** start of DATASET EXCERPTS **
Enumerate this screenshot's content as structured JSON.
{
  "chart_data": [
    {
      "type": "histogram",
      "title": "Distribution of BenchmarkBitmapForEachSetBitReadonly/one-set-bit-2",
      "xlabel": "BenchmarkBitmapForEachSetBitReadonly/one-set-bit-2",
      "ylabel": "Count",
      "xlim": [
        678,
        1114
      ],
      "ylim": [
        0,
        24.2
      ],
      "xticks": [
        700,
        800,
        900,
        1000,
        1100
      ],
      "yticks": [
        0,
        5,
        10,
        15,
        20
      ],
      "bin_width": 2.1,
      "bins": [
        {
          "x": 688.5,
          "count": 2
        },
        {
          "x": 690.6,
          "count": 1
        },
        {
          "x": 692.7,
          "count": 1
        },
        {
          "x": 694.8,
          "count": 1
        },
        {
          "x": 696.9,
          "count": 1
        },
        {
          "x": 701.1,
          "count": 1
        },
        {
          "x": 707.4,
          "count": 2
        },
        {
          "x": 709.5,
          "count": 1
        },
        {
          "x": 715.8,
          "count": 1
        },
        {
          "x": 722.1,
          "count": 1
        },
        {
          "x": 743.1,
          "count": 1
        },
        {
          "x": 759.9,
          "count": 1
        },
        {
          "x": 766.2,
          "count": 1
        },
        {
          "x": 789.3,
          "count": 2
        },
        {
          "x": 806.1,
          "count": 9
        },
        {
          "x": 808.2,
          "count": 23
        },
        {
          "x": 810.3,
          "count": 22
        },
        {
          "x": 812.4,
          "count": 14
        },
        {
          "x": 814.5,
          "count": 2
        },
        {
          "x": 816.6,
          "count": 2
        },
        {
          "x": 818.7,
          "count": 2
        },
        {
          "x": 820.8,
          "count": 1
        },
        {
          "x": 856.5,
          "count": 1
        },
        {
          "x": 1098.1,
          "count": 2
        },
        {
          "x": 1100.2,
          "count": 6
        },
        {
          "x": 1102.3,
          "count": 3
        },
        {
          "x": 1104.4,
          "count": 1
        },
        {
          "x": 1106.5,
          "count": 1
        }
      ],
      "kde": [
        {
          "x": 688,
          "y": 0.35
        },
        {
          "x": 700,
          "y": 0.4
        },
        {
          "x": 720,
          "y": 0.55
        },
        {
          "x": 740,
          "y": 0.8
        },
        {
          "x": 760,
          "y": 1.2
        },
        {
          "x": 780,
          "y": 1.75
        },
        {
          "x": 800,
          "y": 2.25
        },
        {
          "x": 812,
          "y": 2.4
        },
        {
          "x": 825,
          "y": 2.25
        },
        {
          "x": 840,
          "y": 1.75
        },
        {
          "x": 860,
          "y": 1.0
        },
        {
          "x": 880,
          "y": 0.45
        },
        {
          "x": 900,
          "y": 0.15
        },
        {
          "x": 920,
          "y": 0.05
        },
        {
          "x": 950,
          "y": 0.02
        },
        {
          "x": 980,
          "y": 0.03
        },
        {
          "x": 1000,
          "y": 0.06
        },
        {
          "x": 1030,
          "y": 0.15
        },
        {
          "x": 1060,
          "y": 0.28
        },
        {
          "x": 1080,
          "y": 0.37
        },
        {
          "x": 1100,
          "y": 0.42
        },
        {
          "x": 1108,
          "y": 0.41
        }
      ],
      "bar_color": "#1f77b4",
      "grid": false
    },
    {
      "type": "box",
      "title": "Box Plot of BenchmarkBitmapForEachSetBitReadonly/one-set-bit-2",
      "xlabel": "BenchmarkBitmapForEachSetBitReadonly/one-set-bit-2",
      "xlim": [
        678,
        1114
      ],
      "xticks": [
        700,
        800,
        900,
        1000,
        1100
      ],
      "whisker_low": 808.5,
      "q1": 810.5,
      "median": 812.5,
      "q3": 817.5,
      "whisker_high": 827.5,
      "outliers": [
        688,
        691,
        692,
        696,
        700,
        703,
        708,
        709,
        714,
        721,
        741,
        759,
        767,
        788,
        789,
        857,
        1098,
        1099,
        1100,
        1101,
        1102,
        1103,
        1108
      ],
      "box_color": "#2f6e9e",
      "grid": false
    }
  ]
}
** end of DATASET EXCERPTS **
• _WHAT THIS TASK INVOLVES_
All of the entries should be written out again exactly.

• _TASK SOLUTION_
Enumerate this screenshot's content as structured JSON.
{
  "chart_data": [
    {
      "type": "histogram",
      "title": "Distribution of BenchmarkBitmapForEachSetBitReadonly/one-set-bit-2",
      "xlabel": "BenchmarkBitmapForEachSetBitReadonly/one-set-bit-2",
      "ylabel": "Count",
      "xlim": [
        678,
        1114
      ],
      "ylim": [
        0,
        24.2
      ],
      "xticks": [
        700,
        800,
        900,
        1000,
        1100
      ],
      "yticks": [
        0,
        5,
        10,
        15,
        20
      ],
      "bin_width": 2.1,
      "bins": [
        {
          "x": 688.5,
          "count": 2
        },
        {
          "x": 690.6,
          "count": 1
        },
        {
          "x": 692.7,
          "count": 1
        },
        {
          "x": 694.8,
          "count": 1
        },
        {
          "x": 696.9,
          "count": 1
        },
        {
          "x": 701.1,
          "count": 1
        },
        {
          "x": 707.4,
          "count": 2
        },
        {
          "x": 709.5,
          "count": 1
        },
        {
          "x": 715.8,
          "count": 1
        },
        {
          "x": 722.1,
          "count": 1
        },
        {
          "x": 743.1,
          "count": 1
        },
        {
          "x": 759.9,
          "count": 1
        },
        {
          "x": 766.2,
          "count": 1
        },
        {
          "x": 789.3,
          "count": 2
        },
        {
          "x": 806.1,
          "count": 9
        },
        {
          "x": 808.2,
          "count": 23
        },
        {
          "x": 810.3,
          "count": 22
        },
        {
          "x": 812.4,
          "count": 14
        },
        {
          "x": 814.5,
          "count": 2
        },
        {
          "x": 816.6,
          "count": 2
        },
        {
          "x": 818.7,
          "count": 2
        },
        {
          "x": 820.8,
          "count": 1
        },
        {
          "x": 856.5,
          "count": 1
        },
        {
          "x": 1098.1,
          "count": 2
        },
        {
          "x": 1100.2,
          "count": 6
        },
        {
          "x": 1102.3,
          "count": 3
        },
        {
          "x": 1104.4,
          "count": 1
        },
        {
          "x": 1106.5,
          "count": 1
        }
      ],
      "kde": [
        {
          "x": 688,
          "y": 0.35
        },
        {
          "x": 700,
          "y": 0.4
        },
        {
          "x": 720,
          "y": 0.55
        },
        {
          "x": 740,
          "y": 0.8
        },
        {
          "x": 760,
          "y": 1.2
        },
        {
          "x": 780,
          "y": 1.75
        },
        {
          "x": 800,
          "y": 2.25
        },
        {
          "x": 812,
          "y": 2.4
        },
        {
          "x": 825,
          "y": 2.25
        },
        {
          "x": 840,
          "y": 1.75
        },
        {
          "x": 860,
          "y": 1.0
        },
        {
          "x": 880,
          "y": 0.45
        },
        {
          "x": 900,
          "y": 0.15
        },
        {
          "x": 920,
          "y": 0.05
        },
        {
          "x": 950,
          "y": 0.02
        },
        {
          "x": 980,
          "y": 0.03
        },
        {
          "x": 1000,
          "y": 0.06
        },
        {
          "x": 1030,
          "y": 0.15
        },
        {
          "x": 1060,
          "y": 0.28
        },
        {
          "x": 1080,
          "y": 0.37
        },
        {
          "x": 1100,
          "y": 0.42
        },
        {
          "x": 1108,
          "y": 0.41
        }
      ],
      "bar_color": "#1f77b4",
      "grid": false
    },
    {
      "type": "box",
      "title": "Box Plot of BenchmarkBitmapForEachSetBitReadonly/one-set-bit-2",
      "xlabel": "BenchmarkBitmapForEachSetBitReadonly/one-set-bit-2",
      "xlim": [
        678,
        1114
      ],
      "xticks": [
        700,
        800,
        900,
        1000,
        1100
      ],
      "whisker_low": 808.5,
      "q1": 810.5,
      "median": 812.5,
      "q3": 817.5,
      "whisker_high": 827.5,
      "outliers": [
        688,
        691,
        692,
        696,
        700,
        703,
        708,
        709,
        714,
        721,
        741,
        759,
        767,
        788,
        789,
        857,
        1098,
        1099,
        1100,
        1101,
        1102,
        1103,
        1108
      ],
      "box_color": "#2f6e9e",
      "grid": false
    }
  ]
}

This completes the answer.